▶ [Requirement]: Set down, word for word, the lines from the one holding "Convert this screenshot" to the final line, both included, and skip the pictures.
___
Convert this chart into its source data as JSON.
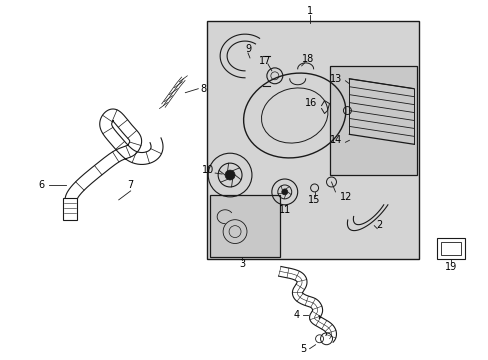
{
  "bg_color": "#ffffff",
  "fig_width": 4.89,
  "fig_height": 3.6,
  "dpi": 100,
  "lc": "#1a1a1a",
  "gray_fill": "#d4d4d4",
  "gray_fill2": "#c8c8c8",
  "lw_main": 0.7,
  "lw_thick": 1.0,
  "fs": 7.0
}
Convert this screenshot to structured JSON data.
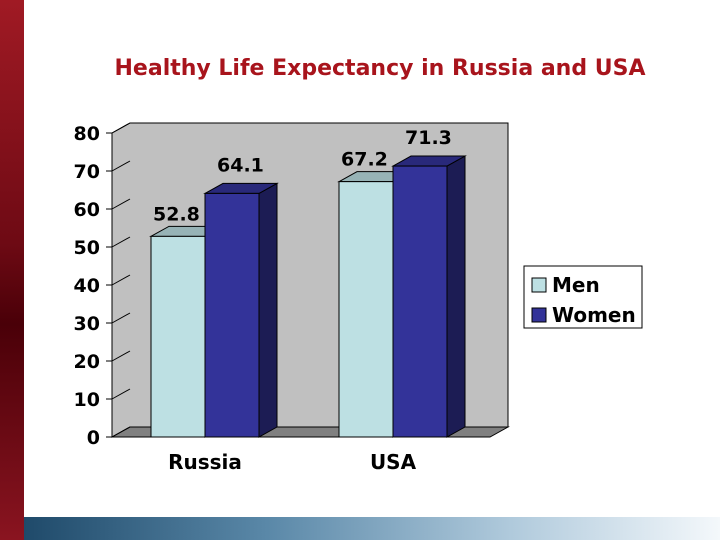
{
  "chart_data": {
    "type": "bar",
    "title": "Healthy Life Expectancy in Russia and USA",
    "categories": [
      "Russia",
      "USA"
    ],
    "series": [
      {
        "name": "Men",
        "values": [
          52.8,
          67.2
        ],
        "color": "#bde0e3"
      },
      {
        "name": "Women",
        "values": [
          64.1,
          71.3
        ],
        "color": "#333399"
      }
    ],
    "ylim": [
      0,
      80
    ],
    "yticks": [
      0,
      10,
      20,
      30,
      40,
      50,
      60,
      70,
      80
    ],
    "grid": false,
    "legend": "right",
    "style": "3d"
  },
  "colors": {
    "title": "#a8141c",
    "wall": "#c0c0c0",
    "floor": "#808080"
  }
}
___
▶ [Complete answer]:
Convert this screenshot to structured JSON data.
{
  "chart_data": {
    "type": "bar",
    "title": "Healthy Life Expectancy in Russia and USA",
    "categories": [
      "Russia",
      "USA"
    ],
    "series": [
      {
        "name": "Men",
        "values": [
          52.8,
          67.2
        ],
        "color": "#bde0e3"
      },
      {
        "name": "Women",
        "values": [
          64.1,
          71.3
        ],
        "color": "#333399"
      }
    ],
    "ylim": [
      0,
      80
    ],
    "yticks": [
      0,
      10,
      20,
      30,
      40,
      50,
      60,
      70,
      80
    ],
    "grid": false,
    "legend": "right",
    "style": "3d"
  },
  "colors": {
    "title": "#a8141c",
    "wall": "#c0c0c0",
    "floor": "#808080"
  }
}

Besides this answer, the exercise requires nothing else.